== PROBLEM DESCRIPTION ==
Copy the material verbatim, beginning with its first line and continuing through the line containing "Point bbox=[112, 343, 135, 358]", with both of those lines included.

== Rows from a layout dataset ==
'''

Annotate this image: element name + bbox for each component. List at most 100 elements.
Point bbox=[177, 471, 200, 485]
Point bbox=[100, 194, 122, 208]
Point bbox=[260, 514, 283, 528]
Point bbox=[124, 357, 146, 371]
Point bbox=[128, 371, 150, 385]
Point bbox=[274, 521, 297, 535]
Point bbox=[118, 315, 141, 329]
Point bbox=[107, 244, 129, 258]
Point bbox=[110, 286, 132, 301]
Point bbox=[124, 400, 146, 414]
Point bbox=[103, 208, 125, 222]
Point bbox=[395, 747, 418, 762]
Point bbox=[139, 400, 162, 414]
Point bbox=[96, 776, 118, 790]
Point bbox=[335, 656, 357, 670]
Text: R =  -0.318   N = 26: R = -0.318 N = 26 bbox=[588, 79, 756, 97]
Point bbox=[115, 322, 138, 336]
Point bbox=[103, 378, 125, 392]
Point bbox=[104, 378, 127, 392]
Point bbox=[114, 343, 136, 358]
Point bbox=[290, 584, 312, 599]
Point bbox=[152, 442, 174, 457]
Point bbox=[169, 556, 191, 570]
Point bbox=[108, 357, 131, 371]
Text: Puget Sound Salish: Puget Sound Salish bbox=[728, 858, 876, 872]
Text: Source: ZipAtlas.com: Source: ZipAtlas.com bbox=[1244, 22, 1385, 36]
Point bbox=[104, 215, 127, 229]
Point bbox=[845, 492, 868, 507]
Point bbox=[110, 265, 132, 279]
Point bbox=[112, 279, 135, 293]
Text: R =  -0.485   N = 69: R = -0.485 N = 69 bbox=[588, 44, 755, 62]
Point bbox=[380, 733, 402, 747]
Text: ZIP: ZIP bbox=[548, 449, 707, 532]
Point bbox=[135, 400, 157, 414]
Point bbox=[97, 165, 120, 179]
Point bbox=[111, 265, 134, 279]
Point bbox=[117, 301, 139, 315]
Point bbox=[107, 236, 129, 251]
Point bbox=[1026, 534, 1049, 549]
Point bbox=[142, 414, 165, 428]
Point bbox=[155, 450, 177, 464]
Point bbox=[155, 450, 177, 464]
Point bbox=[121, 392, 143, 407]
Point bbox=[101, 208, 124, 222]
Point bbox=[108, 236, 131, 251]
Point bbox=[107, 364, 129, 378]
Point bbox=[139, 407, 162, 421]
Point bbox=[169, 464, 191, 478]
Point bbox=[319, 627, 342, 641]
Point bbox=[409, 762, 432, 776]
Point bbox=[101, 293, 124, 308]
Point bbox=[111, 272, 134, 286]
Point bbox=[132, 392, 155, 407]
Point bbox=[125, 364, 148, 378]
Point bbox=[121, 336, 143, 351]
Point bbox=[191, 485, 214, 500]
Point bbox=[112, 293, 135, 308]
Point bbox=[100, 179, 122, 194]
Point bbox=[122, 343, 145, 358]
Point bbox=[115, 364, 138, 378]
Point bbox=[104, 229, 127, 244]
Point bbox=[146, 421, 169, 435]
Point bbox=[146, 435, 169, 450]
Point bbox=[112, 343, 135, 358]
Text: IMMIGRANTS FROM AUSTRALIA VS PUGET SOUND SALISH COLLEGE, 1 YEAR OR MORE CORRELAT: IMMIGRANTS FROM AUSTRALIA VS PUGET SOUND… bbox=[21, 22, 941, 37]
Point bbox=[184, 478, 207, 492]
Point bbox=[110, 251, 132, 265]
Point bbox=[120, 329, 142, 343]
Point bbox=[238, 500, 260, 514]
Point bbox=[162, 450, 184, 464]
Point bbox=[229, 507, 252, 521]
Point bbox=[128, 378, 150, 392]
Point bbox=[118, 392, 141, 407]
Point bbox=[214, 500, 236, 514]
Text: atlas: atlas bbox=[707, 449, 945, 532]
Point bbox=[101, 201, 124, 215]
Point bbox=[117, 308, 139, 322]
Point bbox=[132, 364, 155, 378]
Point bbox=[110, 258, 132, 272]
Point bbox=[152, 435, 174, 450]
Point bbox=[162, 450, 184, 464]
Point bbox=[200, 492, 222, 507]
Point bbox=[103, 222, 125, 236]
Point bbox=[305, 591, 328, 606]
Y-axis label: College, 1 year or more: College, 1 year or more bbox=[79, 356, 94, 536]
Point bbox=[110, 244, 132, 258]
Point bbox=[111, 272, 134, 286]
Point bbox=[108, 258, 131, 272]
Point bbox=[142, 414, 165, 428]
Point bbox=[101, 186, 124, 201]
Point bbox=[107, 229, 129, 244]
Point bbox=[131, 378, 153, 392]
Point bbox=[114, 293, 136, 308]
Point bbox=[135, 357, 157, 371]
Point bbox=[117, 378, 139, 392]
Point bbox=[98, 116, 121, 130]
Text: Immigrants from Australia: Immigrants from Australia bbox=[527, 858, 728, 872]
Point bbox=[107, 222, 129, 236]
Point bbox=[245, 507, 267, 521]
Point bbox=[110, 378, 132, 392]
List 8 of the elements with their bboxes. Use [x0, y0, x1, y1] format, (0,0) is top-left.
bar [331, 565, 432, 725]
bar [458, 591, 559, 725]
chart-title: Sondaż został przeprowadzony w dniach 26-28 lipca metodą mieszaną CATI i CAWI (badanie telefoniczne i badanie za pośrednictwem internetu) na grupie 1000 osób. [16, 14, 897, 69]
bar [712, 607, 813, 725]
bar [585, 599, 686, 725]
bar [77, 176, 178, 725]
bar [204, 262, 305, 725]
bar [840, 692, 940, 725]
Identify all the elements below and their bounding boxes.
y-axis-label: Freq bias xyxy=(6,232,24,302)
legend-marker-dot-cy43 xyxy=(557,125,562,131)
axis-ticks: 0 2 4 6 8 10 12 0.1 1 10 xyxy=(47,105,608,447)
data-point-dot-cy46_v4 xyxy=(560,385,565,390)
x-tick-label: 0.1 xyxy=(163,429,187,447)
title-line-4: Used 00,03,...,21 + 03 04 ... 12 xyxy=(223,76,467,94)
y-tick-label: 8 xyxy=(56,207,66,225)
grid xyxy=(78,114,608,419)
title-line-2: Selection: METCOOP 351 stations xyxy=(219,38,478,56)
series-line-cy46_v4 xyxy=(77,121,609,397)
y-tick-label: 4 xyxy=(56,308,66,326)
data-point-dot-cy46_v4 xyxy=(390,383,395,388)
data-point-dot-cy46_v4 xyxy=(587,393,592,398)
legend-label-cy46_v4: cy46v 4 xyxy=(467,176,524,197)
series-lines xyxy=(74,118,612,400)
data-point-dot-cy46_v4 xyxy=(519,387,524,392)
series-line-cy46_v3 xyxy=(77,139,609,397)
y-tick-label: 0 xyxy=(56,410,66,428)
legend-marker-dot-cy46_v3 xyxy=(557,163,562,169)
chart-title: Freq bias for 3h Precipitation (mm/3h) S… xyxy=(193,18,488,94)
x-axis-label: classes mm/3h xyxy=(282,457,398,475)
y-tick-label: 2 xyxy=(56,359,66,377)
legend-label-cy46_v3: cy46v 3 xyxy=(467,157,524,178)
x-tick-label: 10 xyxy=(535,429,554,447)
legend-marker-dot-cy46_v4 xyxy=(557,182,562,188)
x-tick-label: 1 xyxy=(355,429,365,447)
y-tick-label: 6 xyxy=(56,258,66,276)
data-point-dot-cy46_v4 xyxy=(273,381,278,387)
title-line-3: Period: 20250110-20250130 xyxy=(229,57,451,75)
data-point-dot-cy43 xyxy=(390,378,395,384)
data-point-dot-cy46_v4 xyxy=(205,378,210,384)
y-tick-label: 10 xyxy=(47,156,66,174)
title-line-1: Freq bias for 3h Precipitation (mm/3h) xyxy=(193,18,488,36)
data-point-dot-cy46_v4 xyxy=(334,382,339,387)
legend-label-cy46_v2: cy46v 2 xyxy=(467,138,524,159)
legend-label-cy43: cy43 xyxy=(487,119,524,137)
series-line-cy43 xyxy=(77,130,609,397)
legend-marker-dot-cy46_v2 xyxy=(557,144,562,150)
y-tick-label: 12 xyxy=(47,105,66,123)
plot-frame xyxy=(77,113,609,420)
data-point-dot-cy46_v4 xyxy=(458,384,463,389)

'''

== SOLUTION ==
Annotate this image: element name + bbox for each component. List at most 100 elements.
Point bbox=[177, 471, 200, 485]
Point bbox=[100, 194, 122, 208]
Point bbox=[260, 514, 283, 528]
Point bbox=[124, 357, 146, 371]
Point bbox=[128, 371, 150, 385]
Point bbox=[274, 521, 297, 535]
Point bbox=[118, 315, 141, 329]
Point bbox=[107, 244, 129, 258]
Point bbox=[110, 286, 132, 301]
Point bbox=[124, 400, 146, 414]
Point bbox=[103, 208, 125, 222]
Point bbox=[395, 747, 418, 762]
Point bbox=[139, 400, 162, 414]
Point bbox=[96, 776, 118, 790]
Point bbox=[335, 656, 357, 670]
Text: R =  -0.318   N = 26: R = -0.318 N = 26 bbox=[588, 79, 756, 97]
Point bbox=[115, 322, 138, 336]
Point bbox=[103, 378, 125, 392]
Point bbox=[104, 378, 127, 392]
Point bbox=[114, 343, 136, 358]
Point bbox=[290, 584, 312, 599]
Point bbox=[152, 442, 174, 457]
Point bbox=[169, 556, 191, 570]
Point bbox=[108, 357, 131, 371]
Text: Puget Sound Salish: Puget Sound Salish bbox=[728, 858, 876, 872]
Text: Source: ZipAtlas.com: Source: ZipAtlas.com bbox=[1244, 22, 1385, 36]
Point bbox=[104, 215, 127, 229]
Point bbox=[845, 492, 868, 507]
Point bbox=[110, 265, 132, 279]
Point bbox=[112, 279, 135, 293]
Text: R =  -0.485   N = 69: R = -0.485 N = 69 bbox=[588, 44, 755, 62]
Point bbox=[380, 733, 402, 747]
Text: ZIP: ZIP bbox=[548, 449, 707, 532]
Point bbox=[135, 400, 157, 414]
Point bbox=[97, 165, 120, 179]
Point bbox=[111, 265, 134, 279]
Point bbox=[117, 301, 139, 315]
Point bbox=[107, 236, 129, 251]
Point bbox=[1026, 534, 1049, 549]
Point bbox=[142, 414, 165, 428]
Point bbox=[155, 450, 177, 464]
Point bbox=[155, 450, 177, 464]
Point bbox=[121, 392, 143, 407]
Point bbox=[101, 208, 124, 222]
Point bbox=[108, 236, 131, 251]
Point bbox=[107, 364, 129, 378]
Point bbox=[139, 407, 162, 421]
Point bbox=[169, 464, 191, 478]
Point bbox=[319, 627, 342, 641]
Point bbox=[409, 762, 432, 776]
Point bbox=[101, 293, 124, 308]
Point bbox=[111, 272, 134, 286]
Point bbox=[132, 392, 155, 407]
Point bbox=[125, 364, 148, 378]
Point bbox=[121, 336, 143, 351]
Point bbox=[191, 485, 214, 500]
Point bbox=[112, 293, 135, 308]
Point bbox=[100, 179, 122, 194]
Point bbox=[122, 343, 145, 358]
Point bbox=[115, 364, 138, 378]
Point bbox=[104, 229, 127, 244]
Point bbox=[146, 421, 169, 435]
Point bbox=[146, 435, 169, 450]
Point bbox=[112, 343, 135, 358]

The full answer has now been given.